> Your instructions: Quote all entries in full, exactly.

> Materials provided:
[start]
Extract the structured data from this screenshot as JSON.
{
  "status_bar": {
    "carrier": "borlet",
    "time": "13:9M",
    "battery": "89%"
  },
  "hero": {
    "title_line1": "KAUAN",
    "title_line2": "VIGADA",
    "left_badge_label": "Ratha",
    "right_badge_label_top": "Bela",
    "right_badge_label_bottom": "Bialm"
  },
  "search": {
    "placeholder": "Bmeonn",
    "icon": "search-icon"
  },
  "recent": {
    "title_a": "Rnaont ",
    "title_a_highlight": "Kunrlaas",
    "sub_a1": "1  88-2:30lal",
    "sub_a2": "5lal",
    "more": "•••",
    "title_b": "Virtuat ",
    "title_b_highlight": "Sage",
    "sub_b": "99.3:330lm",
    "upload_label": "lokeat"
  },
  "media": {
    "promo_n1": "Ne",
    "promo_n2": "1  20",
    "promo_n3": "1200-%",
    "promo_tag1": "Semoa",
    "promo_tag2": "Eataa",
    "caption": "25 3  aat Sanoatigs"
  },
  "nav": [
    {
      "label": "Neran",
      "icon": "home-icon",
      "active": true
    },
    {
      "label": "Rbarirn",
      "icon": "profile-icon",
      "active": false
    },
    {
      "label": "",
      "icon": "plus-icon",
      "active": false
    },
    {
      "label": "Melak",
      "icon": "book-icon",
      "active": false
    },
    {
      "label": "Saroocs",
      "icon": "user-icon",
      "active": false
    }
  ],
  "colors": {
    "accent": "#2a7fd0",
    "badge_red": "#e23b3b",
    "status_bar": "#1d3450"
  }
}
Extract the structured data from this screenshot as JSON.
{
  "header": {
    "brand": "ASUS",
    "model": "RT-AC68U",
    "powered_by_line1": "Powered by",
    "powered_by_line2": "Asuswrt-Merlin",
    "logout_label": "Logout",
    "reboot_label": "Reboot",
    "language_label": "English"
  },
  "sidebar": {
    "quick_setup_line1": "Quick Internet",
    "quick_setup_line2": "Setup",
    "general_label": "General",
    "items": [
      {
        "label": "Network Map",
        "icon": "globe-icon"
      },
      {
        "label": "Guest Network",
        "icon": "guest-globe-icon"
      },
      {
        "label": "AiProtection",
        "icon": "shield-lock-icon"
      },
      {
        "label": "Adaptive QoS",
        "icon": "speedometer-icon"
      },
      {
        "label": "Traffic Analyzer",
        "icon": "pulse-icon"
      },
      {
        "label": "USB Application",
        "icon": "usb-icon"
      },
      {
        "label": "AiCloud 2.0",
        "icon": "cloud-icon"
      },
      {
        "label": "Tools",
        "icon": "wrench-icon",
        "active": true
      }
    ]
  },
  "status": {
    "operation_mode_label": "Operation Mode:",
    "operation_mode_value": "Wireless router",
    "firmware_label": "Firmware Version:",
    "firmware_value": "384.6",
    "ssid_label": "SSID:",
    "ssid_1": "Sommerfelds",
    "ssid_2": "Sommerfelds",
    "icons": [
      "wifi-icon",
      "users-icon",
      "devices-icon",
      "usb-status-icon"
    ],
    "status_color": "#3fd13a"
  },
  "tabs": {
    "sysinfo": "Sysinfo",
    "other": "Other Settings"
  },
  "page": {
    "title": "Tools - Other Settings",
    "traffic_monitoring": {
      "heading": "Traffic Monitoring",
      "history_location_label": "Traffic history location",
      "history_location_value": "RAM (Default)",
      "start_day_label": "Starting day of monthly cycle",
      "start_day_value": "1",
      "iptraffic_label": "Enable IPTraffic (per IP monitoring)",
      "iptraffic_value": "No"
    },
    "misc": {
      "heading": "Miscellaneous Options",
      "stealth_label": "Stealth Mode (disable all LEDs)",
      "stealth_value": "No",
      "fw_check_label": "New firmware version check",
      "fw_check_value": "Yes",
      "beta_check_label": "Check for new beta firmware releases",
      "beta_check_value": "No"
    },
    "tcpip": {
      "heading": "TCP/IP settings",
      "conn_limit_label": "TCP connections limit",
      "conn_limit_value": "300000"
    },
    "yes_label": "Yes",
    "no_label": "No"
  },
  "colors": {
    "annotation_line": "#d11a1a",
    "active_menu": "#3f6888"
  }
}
[end]
> Result for this task:
Extract the structured data from this screenshot as JSON.
{
  "status_bar": {
    "carrier": "borlet",
    "time": "13:9M",
    "battery": "89%"
  },
  "hero": {
    "title_line1": "KAUAN",
    "title_line2": "VIGADA",
    "left_badge_label": "Ratha",
    "right_badge_label_top": "Bela",
    "right_badge_label_bottom": "Bialm"
  },
  "search": {
    "placeholder": "Bmeonn",
    "icon": "search-icon"
  },
  "recent": {
    "title_a": "Rnaont ",
    "title_a_highlight": "Kunrlaas",
    "sub_a1": "1  88-2:30lal",
    "sub_a2": "5lal",
    "more": "•••",
    "title_b": "Virtuat ",
    "title_b_highlight": "Sage",
    "sub_b": "99.3:330lm",
    "upload_label": "lokeat"
  },
  "media": {
    "promo_n1": "Ne",
    "promo_n2": "1  20",
    "promo_n3": "1200-%",
    "promo_tag1": "Semoa",
    "promo_tag2": "Eataa",
    "caption": "25 3  aat Sanoatigs"
  },
  "nav": [
    {
      "label": "Neran",
      "icon": "home-icon",
      "active": true
    },
    {
      "label": "Rbarirn",
      "icon": "profile-icon",
      "active": false
    },
    {
      "label": "",
      "icon": "plus-icon",
      "active": false
    },
    {
      "label": "Melak",
      "icon": "book-icon",
      "active": false
    },
    {
      "label": "Saroocs",
      "icon": "user-icon",
      "active": false
    }
  ],
  "colors": {
    "accent": "#2a7fd0",
    "badge_red": "#e23b3b",
    "status_bar": "#1d3450"
  }
}
Extract the structured data from this screenshot as JSON.
{
  "header": {
    "brand": "ASUS",
    "model": "RT-AC68U",
    "powered_by_line1": "Powered by",
    "powered_by_line2": "Asuswrt-Merlin",
    "logout_label": "Logout",
    "reboot_label": "Reboot",
    "language_label": "English"
  },
  "sidebar": {
    "quick_setup_line1": "Quick Internet",
    "quick_setup_line2": "Setup",
    "general_label": "General",
    "items": [
      {
        "label": "Network Map",
        "icon": "globe-icon"
      },
      {
        "label": "Guest Network",
        "icon": "guest-globe-icon"
      },
      {
        "label": "AiProtection",
        "icon": "shield-lock-icon"
      },
      {
        "label": "Adaptive QoS",
        "icon": "speedometer-icon"
      },
      {
        "label": "Traffic Analyzer",
        "icon": "pulse-icon"
      },
      {
        "label": "USB Application",
        "icon": "usb-icon"
      },
      {
        "label": "AiCloud 2.0",
        "icon": "cloud-icon"
      },
      {
        "label": "Tools",
        "icon": "wrench-icon",
        "active": true
      }
    ]
  },
  "status": {
    "operation_mode_label": "Operation Mode:",
    "operation_mode_value": "Wireless router",
    "firmware_label": "Firmware Version:",
    "firmware_value": "384.6",
    "ssid_label": "SSID:",
    "ssid_1": "Sommerfelds",
    "ssid_2": "Sommerfelds",
    "icons": [
      "wifi-icon",
      "users-icon",
      "devices-icon",
      "usb-status-icon"
    ],
    "status_color": "#3fd13a"
  },
  "tabs": {
    "sysinfo": "Sysinfo",
    "other": "Other Settings"
  },
  "page": {
    "title": "Tools - Other Settings",
    "traffic_monitoring": {
      "heading": "Traffic Monitoring",
      "history_location_label": "Traffic history location",
      "history_location_value": "RAM (Default)",
      "start_day_label": "Starting day of monthly cycle",
      "start_day_value": "1",
      "iptraffic_label": "Enable IPTraffic (per IP monitoring)",
      "iptraffic_value": "No"
    },
    "misc": {
      "heading": "Miscellaneous Options",
      "stealth_label": "Stealth Mode (disable all LEDs)",
      "stealth_value": "No",
      "fw_check_label": "New firmware version check",
      "fw_check_value": "Yes",
      "beta_check_label": "Check for new beta firmware releases",
      "beta_check_value": "No"
    },
    "tcpip": {
      "heading": "TCP/IP settings",
      "conn_limit_label": "TCP connections limit",
      "conn_limit_value": "300000"
    },
    "yes_label": "Yes",
    "no_label": "No"
  },
  "colors": {
    "annotation_line": "#d11a1a",
    "active_menu": "#3f6888"
  }
}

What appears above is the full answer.